DO THIS: Find the lines containing "Cancelled" and say how many there are, with no other words.
## START DATA SECTION
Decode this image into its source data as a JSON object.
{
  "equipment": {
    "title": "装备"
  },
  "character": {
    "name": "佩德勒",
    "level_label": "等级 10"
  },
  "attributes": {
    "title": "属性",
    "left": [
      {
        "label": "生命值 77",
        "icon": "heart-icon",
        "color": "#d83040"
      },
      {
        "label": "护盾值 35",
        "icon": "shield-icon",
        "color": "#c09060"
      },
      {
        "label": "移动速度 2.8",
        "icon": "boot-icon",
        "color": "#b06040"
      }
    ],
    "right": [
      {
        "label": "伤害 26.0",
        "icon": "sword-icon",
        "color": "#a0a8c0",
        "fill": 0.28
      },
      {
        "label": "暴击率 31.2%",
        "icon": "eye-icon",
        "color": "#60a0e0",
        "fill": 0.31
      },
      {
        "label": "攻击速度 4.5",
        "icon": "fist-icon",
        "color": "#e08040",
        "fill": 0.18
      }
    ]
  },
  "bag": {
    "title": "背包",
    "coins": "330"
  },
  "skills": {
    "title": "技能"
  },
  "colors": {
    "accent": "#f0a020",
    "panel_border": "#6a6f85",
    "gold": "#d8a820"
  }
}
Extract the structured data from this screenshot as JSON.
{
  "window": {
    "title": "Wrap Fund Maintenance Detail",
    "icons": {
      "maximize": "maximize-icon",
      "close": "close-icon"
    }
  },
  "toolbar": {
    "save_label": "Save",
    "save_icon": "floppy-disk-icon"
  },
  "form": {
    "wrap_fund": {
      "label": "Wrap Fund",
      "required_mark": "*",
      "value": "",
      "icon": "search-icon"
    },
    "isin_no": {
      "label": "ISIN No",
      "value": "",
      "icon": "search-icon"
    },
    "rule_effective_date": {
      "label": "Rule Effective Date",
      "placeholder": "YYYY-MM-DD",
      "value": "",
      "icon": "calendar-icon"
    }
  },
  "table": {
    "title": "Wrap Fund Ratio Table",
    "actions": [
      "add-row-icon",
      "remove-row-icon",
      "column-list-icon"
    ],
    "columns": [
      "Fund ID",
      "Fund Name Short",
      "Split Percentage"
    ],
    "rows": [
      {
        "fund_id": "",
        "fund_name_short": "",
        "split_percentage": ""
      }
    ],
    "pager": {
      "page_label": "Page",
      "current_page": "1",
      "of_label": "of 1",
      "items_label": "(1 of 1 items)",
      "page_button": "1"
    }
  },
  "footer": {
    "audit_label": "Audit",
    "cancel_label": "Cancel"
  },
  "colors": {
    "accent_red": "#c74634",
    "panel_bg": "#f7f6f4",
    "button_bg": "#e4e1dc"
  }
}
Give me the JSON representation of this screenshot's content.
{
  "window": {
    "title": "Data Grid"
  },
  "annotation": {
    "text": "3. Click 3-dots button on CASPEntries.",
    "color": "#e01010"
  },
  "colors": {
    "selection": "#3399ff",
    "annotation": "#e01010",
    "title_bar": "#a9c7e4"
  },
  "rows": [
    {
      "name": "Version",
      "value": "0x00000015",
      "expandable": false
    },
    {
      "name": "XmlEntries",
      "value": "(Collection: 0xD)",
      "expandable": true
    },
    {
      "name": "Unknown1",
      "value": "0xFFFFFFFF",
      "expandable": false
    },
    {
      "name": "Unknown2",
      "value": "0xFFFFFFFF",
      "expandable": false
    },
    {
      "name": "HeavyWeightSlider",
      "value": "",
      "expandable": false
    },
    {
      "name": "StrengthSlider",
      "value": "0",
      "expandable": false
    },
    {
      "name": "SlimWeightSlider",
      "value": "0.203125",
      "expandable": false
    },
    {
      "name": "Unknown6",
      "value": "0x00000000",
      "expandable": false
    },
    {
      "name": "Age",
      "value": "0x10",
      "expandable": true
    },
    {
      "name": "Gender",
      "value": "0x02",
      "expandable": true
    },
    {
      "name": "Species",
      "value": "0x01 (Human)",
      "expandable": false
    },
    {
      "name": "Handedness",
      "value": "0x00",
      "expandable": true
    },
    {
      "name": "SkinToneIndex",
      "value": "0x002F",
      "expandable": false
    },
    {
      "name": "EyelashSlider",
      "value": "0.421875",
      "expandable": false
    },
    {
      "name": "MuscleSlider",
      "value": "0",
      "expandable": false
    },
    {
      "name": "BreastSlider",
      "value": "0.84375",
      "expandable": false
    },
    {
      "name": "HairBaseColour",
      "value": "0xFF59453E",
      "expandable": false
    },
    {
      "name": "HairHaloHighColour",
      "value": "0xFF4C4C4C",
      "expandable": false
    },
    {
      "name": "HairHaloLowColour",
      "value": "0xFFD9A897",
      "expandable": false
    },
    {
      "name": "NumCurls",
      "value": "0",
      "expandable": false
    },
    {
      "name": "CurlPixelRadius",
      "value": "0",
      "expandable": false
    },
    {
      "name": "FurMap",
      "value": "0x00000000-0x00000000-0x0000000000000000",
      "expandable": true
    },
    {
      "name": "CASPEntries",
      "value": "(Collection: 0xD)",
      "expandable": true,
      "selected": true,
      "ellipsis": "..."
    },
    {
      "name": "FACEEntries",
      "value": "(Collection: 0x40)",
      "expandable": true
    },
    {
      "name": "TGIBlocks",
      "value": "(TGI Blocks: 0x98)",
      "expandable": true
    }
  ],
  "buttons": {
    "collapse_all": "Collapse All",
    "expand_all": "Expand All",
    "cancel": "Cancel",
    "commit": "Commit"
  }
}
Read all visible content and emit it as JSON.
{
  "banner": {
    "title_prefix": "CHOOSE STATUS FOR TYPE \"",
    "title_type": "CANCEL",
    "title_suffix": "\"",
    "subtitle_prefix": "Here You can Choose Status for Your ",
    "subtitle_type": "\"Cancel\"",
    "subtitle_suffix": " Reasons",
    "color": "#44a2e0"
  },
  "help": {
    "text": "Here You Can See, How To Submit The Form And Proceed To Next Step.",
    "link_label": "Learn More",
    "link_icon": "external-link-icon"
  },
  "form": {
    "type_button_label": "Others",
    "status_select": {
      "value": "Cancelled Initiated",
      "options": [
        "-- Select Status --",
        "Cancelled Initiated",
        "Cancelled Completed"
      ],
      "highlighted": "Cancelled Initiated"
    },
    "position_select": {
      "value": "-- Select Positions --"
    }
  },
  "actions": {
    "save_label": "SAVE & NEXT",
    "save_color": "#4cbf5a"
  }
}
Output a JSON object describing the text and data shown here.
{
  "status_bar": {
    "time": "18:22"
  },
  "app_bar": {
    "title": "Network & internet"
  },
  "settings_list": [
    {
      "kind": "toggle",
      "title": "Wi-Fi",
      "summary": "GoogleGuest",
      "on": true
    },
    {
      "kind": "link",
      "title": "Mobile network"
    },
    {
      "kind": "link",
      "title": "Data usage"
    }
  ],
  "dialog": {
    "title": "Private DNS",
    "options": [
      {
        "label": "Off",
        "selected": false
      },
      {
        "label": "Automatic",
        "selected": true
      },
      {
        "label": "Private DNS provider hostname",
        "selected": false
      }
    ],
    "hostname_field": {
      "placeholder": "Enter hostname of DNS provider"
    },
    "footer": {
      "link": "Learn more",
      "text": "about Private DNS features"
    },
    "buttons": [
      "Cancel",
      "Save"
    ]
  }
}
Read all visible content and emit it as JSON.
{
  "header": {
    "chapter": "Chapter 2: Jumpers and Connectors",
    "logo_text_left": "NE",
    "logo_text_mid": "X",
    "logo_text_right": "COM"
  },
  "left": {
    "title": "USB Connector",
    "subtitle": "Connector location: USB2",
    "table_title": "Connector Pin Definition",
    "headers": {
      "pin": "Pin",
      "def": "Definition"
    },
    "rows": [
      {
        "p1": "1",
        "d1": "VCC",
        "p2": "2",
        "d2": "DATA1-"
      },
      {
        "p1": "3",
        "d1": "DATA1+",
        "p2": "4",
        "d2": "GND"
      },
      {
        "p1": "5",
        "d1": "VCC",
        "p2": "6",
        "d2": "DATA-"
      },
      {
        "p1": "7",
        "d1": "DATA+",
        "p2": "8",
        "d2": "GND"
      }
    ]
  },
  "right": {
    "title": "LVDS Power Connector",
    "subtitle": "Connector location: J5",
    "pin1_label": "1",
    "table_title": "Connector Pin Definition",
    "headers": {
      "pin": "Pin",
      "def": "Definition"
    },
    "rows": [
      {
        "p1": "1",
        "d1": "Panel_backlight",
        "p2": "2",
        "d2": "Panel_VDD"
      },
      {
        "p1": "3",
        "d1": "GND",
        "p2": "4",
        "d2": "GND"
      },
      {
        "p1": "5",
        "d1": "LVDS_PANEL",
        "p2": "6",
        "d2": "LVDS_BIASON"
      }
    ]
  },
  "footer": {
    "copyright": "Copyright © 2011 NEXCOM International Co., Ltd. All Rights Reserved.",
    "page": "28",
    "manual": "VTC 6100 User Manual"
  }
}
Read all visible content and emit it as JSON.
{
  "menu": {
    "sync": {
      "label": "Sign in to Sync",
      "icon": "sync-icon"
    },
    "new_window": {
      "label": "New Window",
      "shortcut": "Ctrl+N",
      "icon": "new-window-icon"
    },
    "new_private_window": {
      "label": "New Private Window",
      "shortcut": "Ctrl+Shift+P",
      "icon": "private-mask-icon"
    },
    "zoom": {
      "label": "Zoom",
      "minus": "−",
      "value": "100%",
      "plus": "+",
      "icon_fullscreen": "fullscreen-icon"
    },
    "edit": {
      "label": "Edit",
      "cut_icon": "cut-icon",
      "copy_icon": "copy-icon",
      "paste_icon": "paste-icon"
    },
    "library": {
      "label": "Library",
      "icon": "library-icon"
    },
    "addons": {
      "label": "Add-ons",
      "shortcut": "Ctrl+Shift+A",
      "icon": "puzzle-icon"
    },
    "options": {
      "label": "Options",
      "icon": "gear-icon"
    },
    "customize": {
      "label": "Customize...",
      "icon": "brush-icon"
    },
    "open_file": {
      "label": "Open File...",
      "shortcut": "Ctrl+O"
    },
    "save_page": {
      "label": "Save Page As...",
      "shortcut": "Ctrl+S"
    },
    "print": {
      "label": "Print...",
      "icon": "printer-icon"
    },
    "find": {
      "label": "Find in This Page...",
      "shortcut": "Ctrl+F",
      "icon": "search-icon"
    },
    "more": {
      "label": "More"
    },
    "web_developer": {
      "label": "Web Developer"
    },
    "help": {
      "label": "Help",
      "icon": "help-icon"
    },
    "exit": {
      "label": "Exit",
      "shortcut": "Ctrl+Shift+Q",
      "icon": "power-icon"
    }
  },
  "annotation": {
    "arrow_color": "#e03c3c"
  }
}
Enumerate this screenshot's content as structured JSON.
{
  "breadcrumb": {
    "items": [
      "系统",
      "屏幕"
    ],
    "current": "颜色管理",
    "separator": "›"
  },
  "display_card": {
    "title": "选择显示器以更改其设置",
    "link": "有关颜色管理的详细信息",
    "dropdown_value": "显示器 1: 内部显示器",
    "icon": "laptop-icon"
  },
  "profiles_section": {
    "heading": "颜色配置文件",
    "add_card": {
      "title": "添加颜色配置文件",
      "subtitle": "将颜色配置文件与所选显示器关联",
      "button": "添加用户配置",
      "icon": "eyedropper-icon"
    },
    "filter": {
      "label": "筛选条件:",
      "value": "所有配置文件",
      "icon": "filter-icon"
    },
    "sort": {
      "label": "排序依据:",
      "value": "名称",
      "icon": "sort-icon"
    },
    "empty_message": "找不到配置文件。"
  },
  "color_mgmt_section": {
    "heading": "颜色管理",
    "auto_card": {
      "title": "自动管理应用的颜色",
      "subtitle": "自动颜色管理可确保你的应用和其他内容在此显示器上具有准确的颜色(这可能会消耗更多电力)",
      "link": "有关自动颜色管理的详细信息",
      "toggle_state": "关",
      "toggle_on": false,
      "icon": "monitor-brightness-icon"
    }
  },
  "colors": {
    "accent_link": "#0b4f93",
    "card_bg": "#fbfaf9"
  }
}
## END DATA SECTION
TASK SOLUTION: 4